#### [TASK DESCRIPTION]
Below are the records. List every line holding the word "предпринимателям".

#### [SOURCE RECORDS]
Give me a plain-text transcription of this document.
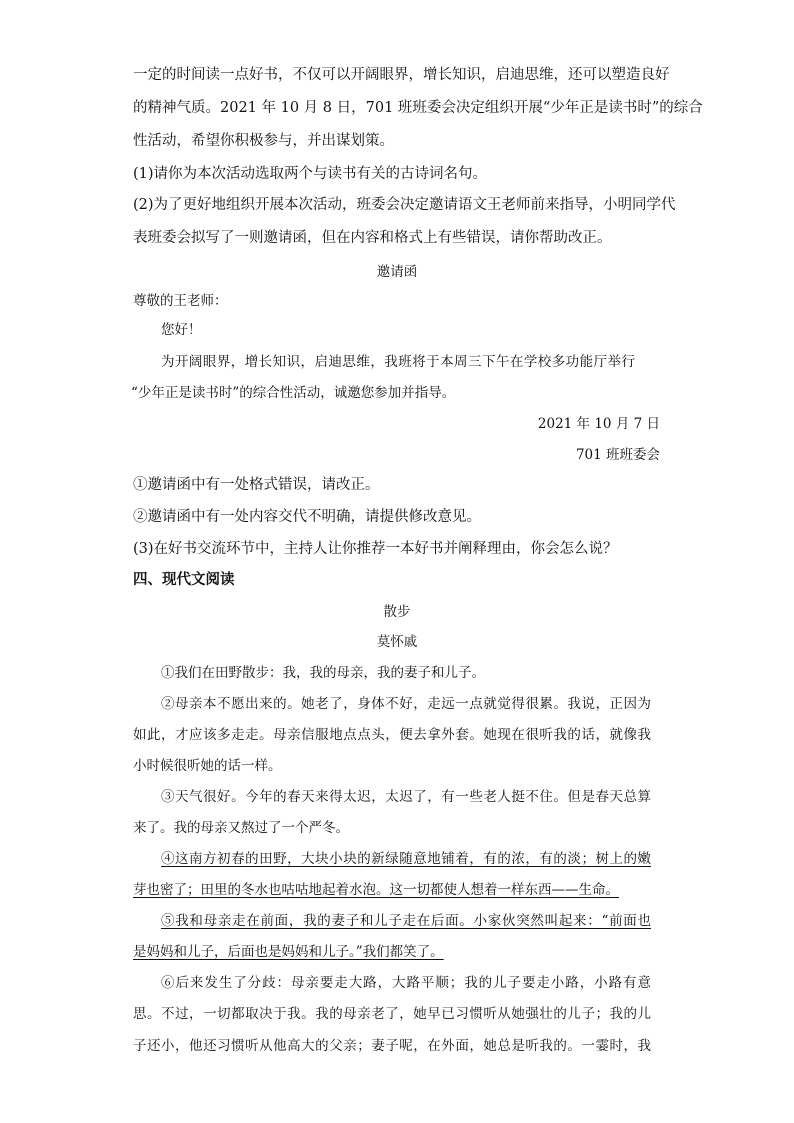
一定的时间读一点好书，不仅可以开阔眼界，增长知识，启迪思维，还可以塑造良好
的精神气质。2021 年 10 月 8 日，701 班班委会决定组织开展“少年正是读书时”的综合
性活动，希望你积极参与，并出谋划策。
(1)请你为本次活动选取两个与读书有关的古诗词名句。
(2)为了更好地组织开展本次活动，班委会决定邀请语文王老师前来指导，小明同学代
表班委会拟写了一则邀请函，但在内容和格式上有些错误，请你帮助改正。
邀请函
尊敬的王老师：
您好！
为开阔眼界，增长知识，启迪思维，我班将于本周三下午在学校多功能厅举行
“少年正是读书时”的综合性活动，诚邀您参加并指导。
2021 年 10 月 7 日
701 班班委会
①邀请函中有一处格式错误，请改正。
②邀请函中有一处内容交代不明确，请提供修改意见。
(3)在好书交流环节中，主持人让你推荐一本好书并阐释理由，你会怎么说？
四、现代文阅读
散步
莫怀戚
①我们在田野散步：我，我的母亲，我的妻子和儿子。
②母亲本不愿出来的。她老了，身体不好，走远一点就觉得很累。我说，正因为
如此，才应该多走走。母亲信服地点点头，便去拿外套。她现在很听我的话，就像我
小时候很听她的话一样。
③天气很好。今年的春天来得太迟，太迟了，有一些老人挺不住。但是春天总算
来了。我的母亲又熬过了一个严冬。
④这南方初春的田野，大块小块的新绿随意地铺着，有的浓，有的淡；树上的嫩
芽也密了；田里的冬水也咕咕地起着水泡。这一切都使人想着一样东西——生命。
⑤我和母亲走在前面，我的妻子和儿子走在后面。小家伙突然叫起来：“前面也
是妈妈和儿子，后面也是妈妈和儿子。”我们都笑了。
⑥后来发生了分歧：母亲要走大路，大路平顺；我的儿子要走小路，小路有意
思。不过，一切都取决于我。我的母亲老了，她早已习惯听从她强壮的儿子；我的儿
子还小，他还习惯听从他高大的父亲；妻子呢，在外面，她总是听我的。一霎时，我
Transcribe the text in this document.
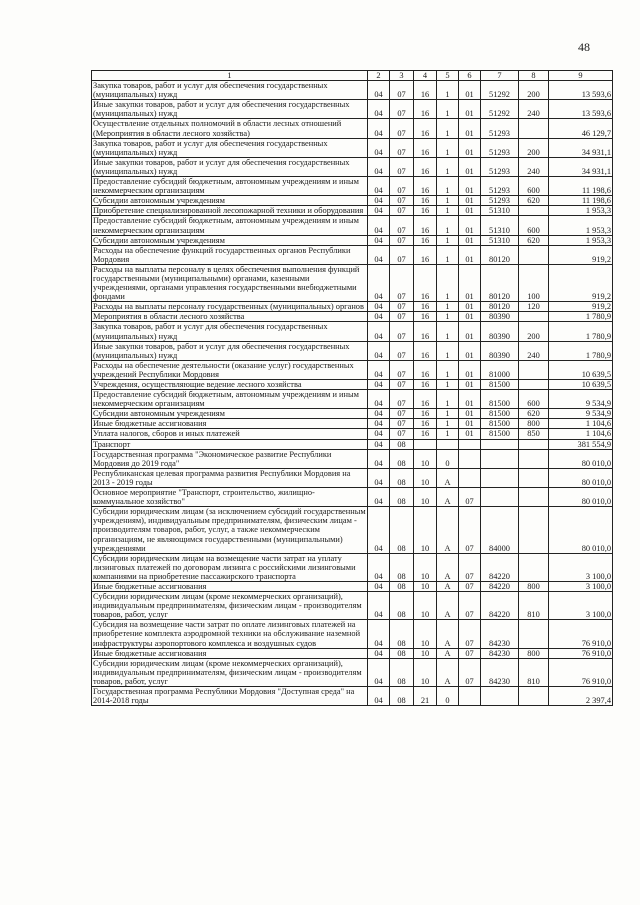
48
1	2	3	4	5	6	7	8	9
Закупка товаров, работ и услуг для обеспечения государственных (муниципальных) нужд	04	07	16	1	01	51292	200	13 593,6
Иные закупки товаров, работ и услуг для обеспечения государственных (муниципальных) нужд	04	07	16	1	01	51292	240	13 593,6
Осуществление отдельных полномочий в области лесных отношений (Мероприятия в области лесного хозяйства)	04	07	16	1	01	51293		46 129,7
Закупка товаров, работ и услуг для обеспечения государственных (муниципальных) нужд	04	07	16	1	01	51293	200	34 931,1
Иные закупки товаров, работ и услуг для обеспечения государственных (муниципальных) нужд	04	07	16	1	01	51293	240	34 931,1
Предоставление субсидий бюджетным, автономным учреждениям и иным некоммерческим организациям	04	07	16	1	01	51293	600	11 198,6
Субсидии автономным учреждениям	04	07	16	1	01	51293	620	11 198,6
Приобретение специализированной лесопожарной техники и оборудования	04	07	16	1	01	51310		1 953,3
Предоставление субсидий бюджетным, автономным учреждениям и иным некоммерческим организациям	04	07	16	1	01	51310	600	1 953,3
Субсидии автономным учреждениям	04	07	16	1	01	51310	620	1 953,3
Расходы на обеспечение функций государственных органов Республики Мордовия	04	07	16	1	01	80120		919,2
Расходы на выплаты персоналу в целях обеспечения выполнения функций государственными (муниципальными) органами, казенными учреждениями, органами управления государственными внебюджетными фондами	04	07	16	1	01	80120	100	919,2
Расходы на выплаты персоналу государственных (муниципальных) органов	04	07	16	1	01	80120	120	919,2
Мероприятия в области лесного хозяйства	04	07	16	1	01	80390		1 780,9
Закупка товаров, работ и услуг для обеспечения государственных (муниципальных) нужд	04	07	16	1	01	80390	200	1 780,9
Иные закупки товаров, работ и услуг для обеспечения государственных (муниципальных) нужд	04	07	16	1	01	80390	240	1 780,9
Расходы на обеспечение деятельности (оказание услуг) государственных учреждений Республики Мордовия	04	07	16	1	01	81000		10 639,5
Учреждения, осуществляющие ведение лесного хозяйства	04	07	16	1	01	81500		10 639,5
Предоставление субсидий бюджетным, автономным учреждениям и иным некоммерческим организациям	04	07	16	1	01	81500	600	9 534,9
Субсидии автономным учреждениям	04	07	16	1	01	81500	620	9 534,9
Иные бюджетные ассигнования	04	07	16	1	01	81500	800	1 104,6
Уплата налогов, сборов и иных платежей	04	07	16	1	01	81500	850	1 104,6
Транспорт	04	08						381 554,9
Государственная программа "Экономическое развитие Республики Мордовия до 2019 года"	04	08	10	0				80 010,0
Республиканская целевая программа развития Республики Мордовия на 2013 - 2019 годы	04	08	10	А				80 010,0
Основное мероприятие "Транспорт, строительство, жилищно-коммунальное хозяйство"	04	08	10	А	07			80 010,0
Субсидии юридическим лицам (за исключением субсидий государственным учреждениям), индивидуальным предпринимателям, физическим лицам - производителям товаров, работ, услуг, а также некоммерческим организациям, не являющимся государственными (муниципальными) учреждениями	04	08	10	А	07	84000		80 010,0
Субсидии юридическим лицам на возмещение части затрат на уплату лизинговых платежей по договорам лизинга с российскими лизинговыми компаниями на приобретение пассажирского транспорта	04	08	10	А	07	84220		3 100,0
Иные бюджетные ассигнования	04	08	10	А	07	84220	800	3 100,0
Субсидии юридическим лицам (кроме некоммерческих организаций), индивидуальным предпринимателям, физическим лицам - производителям товаров, работ, услуг	04	08	10	А	07	84220	810	3 100,0
Субсидия на возмещение части затрат по оплате лизинговых платежей на приобретение комплекта аэродромной техники на обслуживание наземной инфраструктуры аэропортового комплекса и воздушных судов	04	08	10	А	07	84230		76 910,0
Иные бюджетные ассигнования	04	08	10	А	07	84230	800	76 910,0
Субсидии юридическим лицам (кроме некоммерческих организаций), индивидуальным предпринимателям, физическим лицам - производителям товаров, работ, услуг	04	08	10	А	07	84230	810	76 910,0
Государственная программа Республики Мордовия "Доступная среда" на 2014-2018 годы	04	08	21	0				2 397,4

#### [WORKED ANSWER]
Субсидии юридическим лицам (за исключением субсидий государственным учреждениям), индивидуальным предпринимателям, физическим лицам - производителям товаров, работ, услуг, а также некоммерческим организациям, не являющимся государственными (муниципальными) учреждениями	04	08	10	А	07	84000		80 010,0
Субсидии юридическим лицам (кроме некоммерческих организаций), индивидуальным предпринимателям, физическим лицам - производителям товаров, работ, услуг	04	08	10	А	07	84220	810	3 100,0
Субсидии юридическим лицам (кроме некоммерческих организаций), индивидуальным предпринимателям, физическим лицам - производителям товаров, работ, услуг	04	08	10	А	07	84230	810	76 910,0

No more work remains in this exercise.